* [DATA SUPPLIED]
§
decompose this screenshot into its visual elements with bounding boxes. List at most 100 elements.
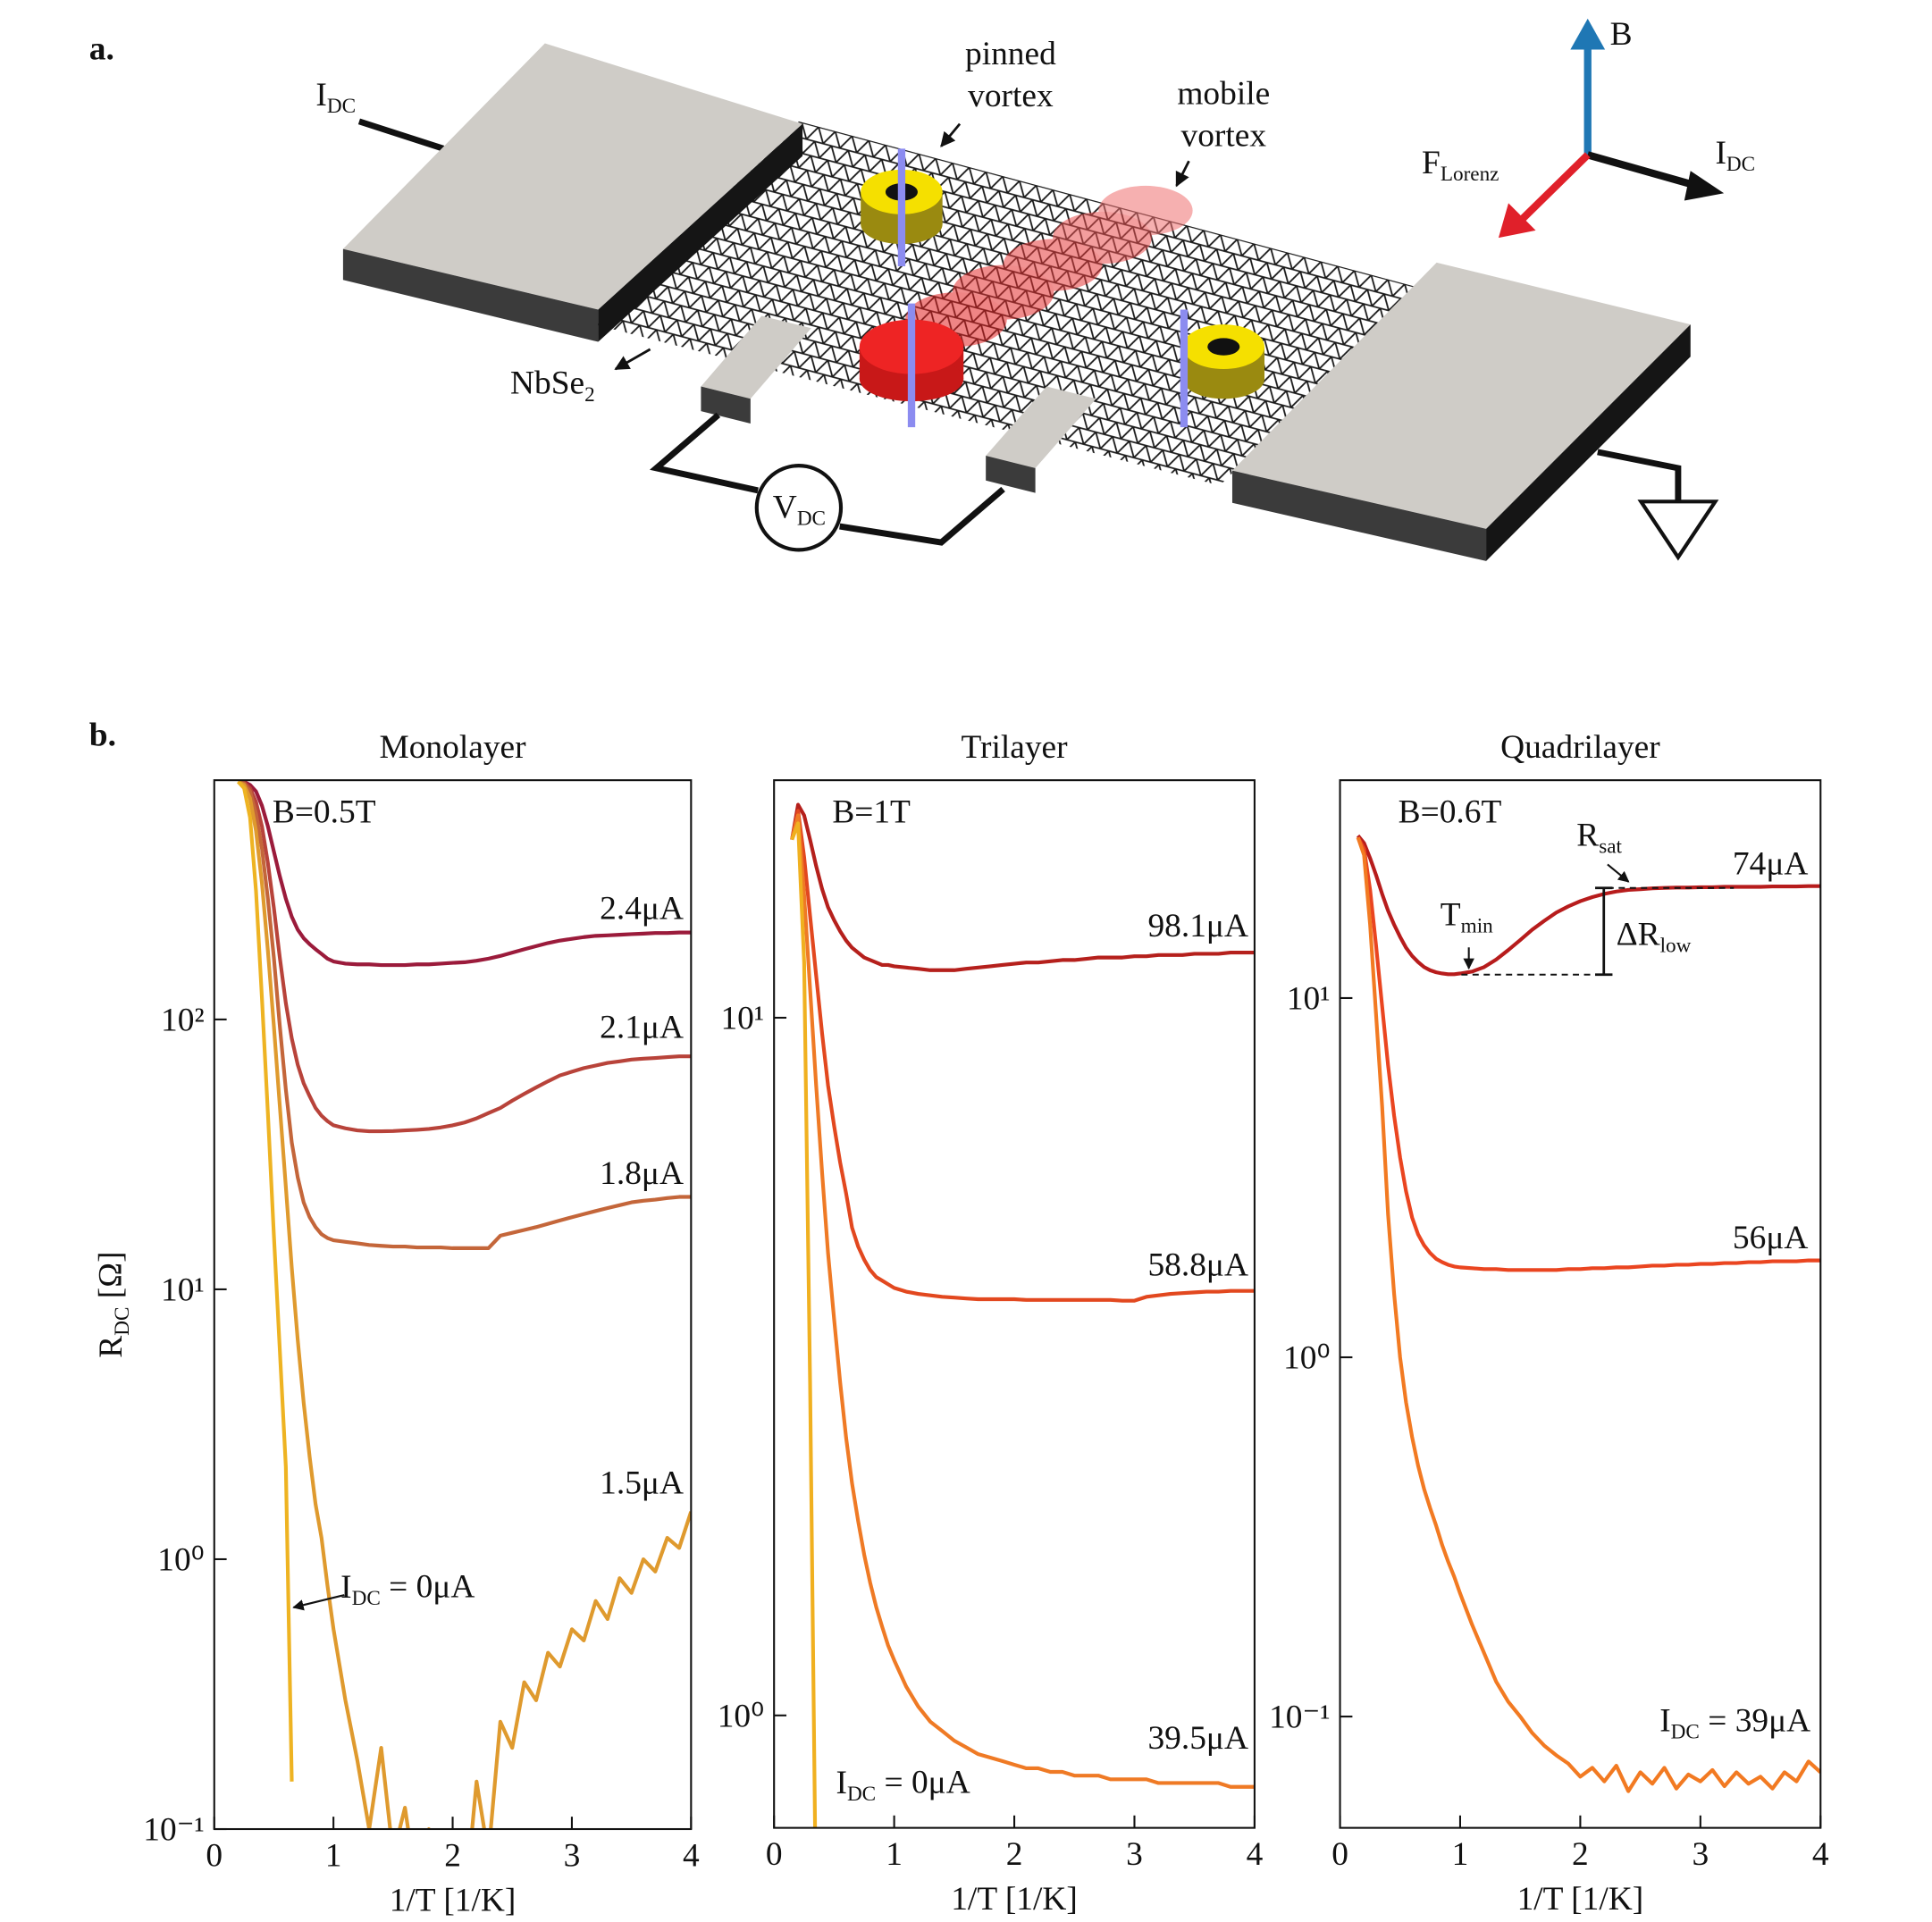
- series-label: 1.5μA: [600, 1465, 684, 1501]
- chart: Trilayer 10⁰ 10¹ 0 1 2 3 4 1/T [1/K] B=1T 98.1μA 58…: [718, 729, 1264, 1918]
- y-tick-label: 10¹: [161, 1272, 205, 1308]
- x-tick-label: 0: [766, 1836, 783, 1873]
- annotation-main: R: [1576, 818, 1599, 854]
- axis-arrow: [1517, 152, 1591, 223]
- y-tick-label: 10⁻¹: [143, 1811, 204, 1848]
- series-line: [790, 809, 1255, 1303]
- series-label: 56μA: [1733, 1220, 1808, 1256]
- field-label: B=1T: [832, 793, 911, 830]
- chart-title: Monolayer: [379, 729, 526, 766]
- series-label-rest: = 0μA: [876, 1765, 970, 1801]
- label-main: I: [315, 77, 326, 113]
- series-line: [790, 821, 818, 1828]
- x-axis-label: 1/T [1/K]: [1517, 1881, 1644, 1918]
- x-tick-label: 2: [1572, 1836, 1589, 1873]
- annotation-sub: low: [1660, 935, 1692, 958]
- series-label-main: I: [340, 1569, 351, 1606]
- series-label-sub: DC: [352, 1587, 381, 1610]
- series-line: [237, 780, 692, 1830]
- device-diagram: [342, 18, 1725, 561]
- series-line: [236, 780, 294, 1782]
- series-label-sub: DC: [847, 1783, 876, 1806]
- series-line: [1356, 836, 1821, 1793]
- chart-title: Quadrilayer: [1500, 729, 1660, 766]
- x-tick-label: 4: [1247, 1836, 1264, 1873]
- contact-side: [1486, 324, 1691, 561]
- wire: [650, 412, 759, 494]
- y-tick-label: 10⁰: [718, 1698, 764, 1734]
- y-axis-label-rest: [Ω]: [93, 1251, 130, 1306]
- label-main: I: [1715, 135, 1726, 172]
- mobile-vortex-trail: [905, 185, 1193, 348]
- x-tick-label: 3: [1692, 1836, 1709, 1873]
- label-main: V: [773, 489, 797, 525]
- axis-arrowhead: [1570, 18, 1606, 50]
- series-label: IDC = 0μA: [340, 1569, 475, 1610]
- label-main: F: [1422, 145, 1441, 181]
- panel-label: a.: [89, 31, 114, 68]
- series-line: [1356, 836, 1821, 1272]
- pointer: [292, 1594, 345, 1611]
- axis-arrow: [1586, 151, 1698, 189]
- annotation: ΔRlow: [1617, 916, 1692, 957]
- x-tick-label: 2: [1006, 1836, 1023, 1873]
- pointer: [1175, 160, 1190, 188]
- label: B: [1610, 16, 1633, 53]
- series-label: IDC = 0μA: [836, 1765, 970, 1806]
- y-tick-label: 10²: [161, 1002, 205, 1038]
- plot-frame: [213, 779, 693, 1831]
- spin-arrows: [897, 148, 1189, 428]
- label: mobile: [1177, 75, 1270, 112]
- wire: [1597, 449, 1682, 502]
- x-tick-label: 1: [886, 1836, 903, 1873]
- y-tick-label: 10⁰: [157, 1541, 204, 1578]
- probe-side: [701, 386, 751, 424]
- x-tick-label: 1: [325, 1838, 342, 1875]
- x-tick-label: 4: [1812, 1836, 1829, 1873]
- y-axis-label-main: R: [93, 1336, 130, 1358]
- series-line: [790, 813, 1255, 1789]
- series-label-sub: DC: [1671, 1721, 1700, 1744]
- field-label: B=0.6T: [1399, 793, 1502, 830]
- plot-frame: [773, 779, 1256, 1829]
- x-tick-label: 4: [683, 1838, 700, 1875]
- y-axis-label: RDC [Ω]: [93, 1251, 134, 1357]
- label: IDC: [315, 77, 356, 118]
- wire: [357, 118, 445, 152]
- ground: [1637, 499, 1719, 561]
- x-tick-label: 1: [1452, 1836, 1469, 1873]
- wire: [839, 486, 1005, 546]
- label-sub: DC: [797, 507, 826, 530]
- plot-frame: [1339, 779, 1822, 1829]
- pointer: [614, 348, 651, 371]
- annotation: Rsat: [1576, 818, 1622, 859]
- label-sub: DC: [327, 95, 356, 118]
- contact-side: [342, 248, 599, 342]
- label: IDC: [1715, 135, 1755, 176]
- series-label: 58.8μA: [1147, 1247, 1248, 1284]
- series-line: [1357, 834, 1821, 977]
- pointer: [940, 122, 962, 147]
- series-label-rest: = 39μA: [1700, 1702, 1810, 1739]
- axis-arrowhead: [1684, 171, 1725, 201]
- series-label: 98.1μA: [1147, 908, 1248, 944]
- series-label-rest: = 0μA: [381, 1569, 475, 1606]
- label: VDC: [773, 489, 826, 530]
- series-label-main: I: [1659, 1703, 1670, 1740]
- series-label-main: I: [836, 1765, 846, 1801]
- label-sub: 2: [584, 383, 595, 407]
- x-axis-label: 1/T [1/K]: [390, 1882, 517, 1918]
- annotation: Tmin: [1441, 896, 1493, 937]
- x-tick-label: 2: [444, 1838, 461, 1875]
- axis-arrowhead: [1498, 203, 1536, 239]
- x-tick-label: 0: [1331, 1836, 1348, 1873]
- annotation-main: T: [1441, 896, 1461, 933]
- label-main: NbSe: [510, 365, 584, 402]
- x-tick-label: 0: [206, 1838, 223, 1875]
- series-label: 2.1μA: [600, 1009, 684, 1045]
- panel-label: b.: [89, 717, 116, 753]
- series-label: 2.4μA: [600, 890, 684, 927]
- series-label: 74μA: [1733, 845, 1808, 882]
§
* [WHAT TO PRODUCE]
Can you convert every line of the listing above into a Markdown table with the columns "No." and "Text", numbering the rows and leaving out blank lines and pictures?

* [FINISHED EXERCISE]
| No. | Text |
|---|---|
| 1 | decompose this screenshot into its visual elements with bounding boxes. List at most 100 elements. |
| 2 | - series-label: 1.5μA: [600, 1465, 684, 1501] |
| 3 | - chart: Trilayer 10⁰ 10¹ 0 1 2 3 4 1/T [1/K] B=1T 98.1μA 58…: [718, 729, 1264, 1918] |
| 4 | - y-tick-label: 10¹: [161, 1272, 205, 1308] |
| 5 | - x-tick-label: 0: [766, 1836, 783, 1873] |
| 6 | - annotation-main: R: [1576, 818, 1599, 854] |
| 7 | - axis-arrow: [1517, 152, 1591, 223] |
| 8 | - y-tick-label: 10⁻¹: [143, 1811, 204, 1848] |
| 9 | - series-line: [790, 809, 1255, 1303] |
| 10 | - series-label: 56μA: [1733, 1220, 1808, 1256] |
| 11 | - field-label: B=1T: [832, 793, 911, 830] |
| 12 | - chart-title: Monolayer: [379, 729, 526, 766] |
| 13 | - series-label-rest: = 0μA: [876, 1765, 970, 1801] |
| 14 | - label-main: I: [315, 77, 326, 113] |
| 15 | - series-line: [790, 821, 818, 1828] |
| 16 | - x-axis-label: 1/T [1/K]: [1517, 1881, 1644, 1918] |
| 17 | - x-tick-label: 2: [1572, 1836, 1589, 1873] |
| 18 | - annotation-sub: low: [1660, 935, 1692, 958] |
| 19 | - series-label-main: I: [340, 1569, 351, 1606] |
| 20 | - series-label-sub: DC: [352, 1587, 381, 1610] |
| 21 | - series-line: [237, 780, 692, 1830] |
| 22 | - device-diagram: [342, 18, 1725, 561] |
| 23 | - series-line: [236, 780, 294, 1782] |
| 24 | - series-label-sub: DC: [847, 1783, 876, 1806] |
| 25 | - series-line: [1356, 836, 1821, 1793] |
| 26 | - chart-title: Quadrilayer: [1500, 729, 1660, 766] |
| 27 | - x-tick-label: 4: [1247, 1836, 1264, 1873] |
| 28 | - contact-side: [1486, 324, 1691, 561] |
| 29 | - wire: [650, 412, 759, 494] |
| 30 | - y-tick-label: 10⁰: [718, 1698, 764, 1734] |
| 31 | - y-axis-label-rest: [Ω]: [93, 1251, 130, 1306] |
| 32 | - label-main: I: [1715, 135, 1726, 172] |
| 33 | - mobile-vortex-trail: [905, 185, 1193, 348] |
| 34 | - x-tick-label: 3: [1692, 1836, 1709, 1873] |
| 35 | - label-main: V: [773, 489, 797, 525] |
| 36 | - axis-arrowhead: [1570, 18, 1606, 50] |
| 37 | - series-label: IDC = 0μA: [340, 1569, 475, 1610] |
| 38 | - label-main: F: [1422, 145, 1441, 181] |
| 39 | - panel-label: a.: [89, 31, 114, 68] |
| 40 | - series-line: [1356, 836, 1821, 1272] |
| 41 | - pointer: [292, 1594, 345, 1611] |
| 42 | - axis-arrow: [1586, 151, 1698, 189] |
| 43 | - annotation: ΔRlow: [1617, 916, 1692, 957] |
| 44 | - x-tick-label: 2: [1006, 1836, 1023, 1873] |
| 45 | - pointer: [1175, 160, 1190, 188] |
| 46 | - label: B: [1610, 16, 1633, 53] |
| 47 | - series-label: IDC = 0μA: [836, 1765, 970, 1806] |
| 48 | - y-tick-label: 10²: [161, 1002, 205, 1038] |
| 49 | - plot-frame: [213, 779, 693, 1831] |
| 50 | - spin-arrows: [897, 148, 1189, 428] |
| 51 | - label: mobile: [1177, 75, 1270, 112] |
| 52 | - wire: [1597, 449, 1682, 502] |
| 53 | - x-tick-label: 1: [886, 1836, 903, 1873] |
| 54 | - y-tick-label: 10⁰: [157, 1541, 204, 1578] |
| 55 | - probe-side: [701, 386, 751, 424] |
| 56 | - x-tick-label: 1: [325, 1838, 342, 1875] |
| 57 | - x-tick-label: 4: [1812, 1836, 1829, 1873] |
| 58 | - y-axis-label-main: R: [93, 1336, 130, 1358] |
| 59 | - series-line: [790, 813, 1255, 1789] |
| 60 | - series-label-sub: DC: [1671, 1721, 1700, 1744] |
| 61 | - field-label: B=0.6T: [1399, 793, 1502, 830] |
| 62 | - plot-frame: [773, 779, 1256, 1829] |
| 63 | - x-tick-label: 4: [683, 1838, 700, 1875] |
| 64 | - y-axis-label: RDC [Ω]: [93, 1251, 134, 1357] |
| 65 | - label: IDC: [315, 77, 356, 118] |
| 66 | - wire: [357, 118, 445, 152] |
| 67 | - ground: [1637, 499, 1719, 561] |
| 68 | - x-tick-label: 1: [1452, 1836, 1469, 1873] |
| 69 | - wire: [839, 486, 1005, 546] |
| 70 | - label-sub: DC: [797, 507, 826, 530] |
| 71 | - plot-frame: [1339, 779, 1822, 1829] |
| 72 | - pointer: [614, 348, 651, 371] |
| 73 | - annotation: Rsat: [1576, 818, 1622, 859] |
| 74 | - label-sub: DC: [327, 95, 356, 118] |
| 75 | - contact-side: [342, 248, 599, 342] |
| 76 | - label: IDC: [1715, 135, 1755, 176] |
| 77 | - series-label: 58.8μA: [1147, 1247, 1248, 1284] |
| 78 | - series-line: [1357, 834, 1821, 977] |
| 79 | - pointer: [940, 122, 962, 147] |
| 80 | - series-label-rest: = 39μA: [1700, 1702, 1810, 1739] |
| 81 | - axis-arrowhead: [1684, 171, 1725, 201] |
| 82 | - series-label: 98.1μA: [1147, 908, 1248, 944] |
| 83 | - series-label-rest: = 0μA: [381, 1569, 475, 1606] |
| 84 | - label: VDC: [773, 489, 826, 530] |
| 85 | - series-label-main: I: [1659, 1703, 1670, 1740] |
| 86 | - series-label-main: I: [836, 1765, 846, 1801] |
| 87 | - label-sub: 2: [584, 383, 595, 407] |
| 88 | - x-axis-label: 1/T [1/K]: [390, 1882, 517, 1918] |
| 89 | - annotation: Tmin: [1441, 896, 1493, 937] |
| 90 | - x-tick-label: 2: [444, 1838, 461, 1875] |
| 91 | - axis-arrowhead: [1498, 203, 1536, 239] |
| 92 | - x-tick-label: 0: [1331, 1836, 1348, 1873] |
| 93 | - annotation-main: T: [1441, 896, 1461, 933] |
| 94 | - label-main: NbSe: [510, 365, 584, 402] |
| 95 | - x-tick-label: 0: [206, 1838, 223, 1875] |
| 96 | - series-label: 2.1μA: [600, 1009, 684, 1045] |
| 97 | - panel-label: b.: [89, 717, 116, 753] |
| 98 | - series-label: 2.4μA: [600, 890, 684, 927] |
| 99 | - series-label: 74μA: [1733, 845, 1808, 882] |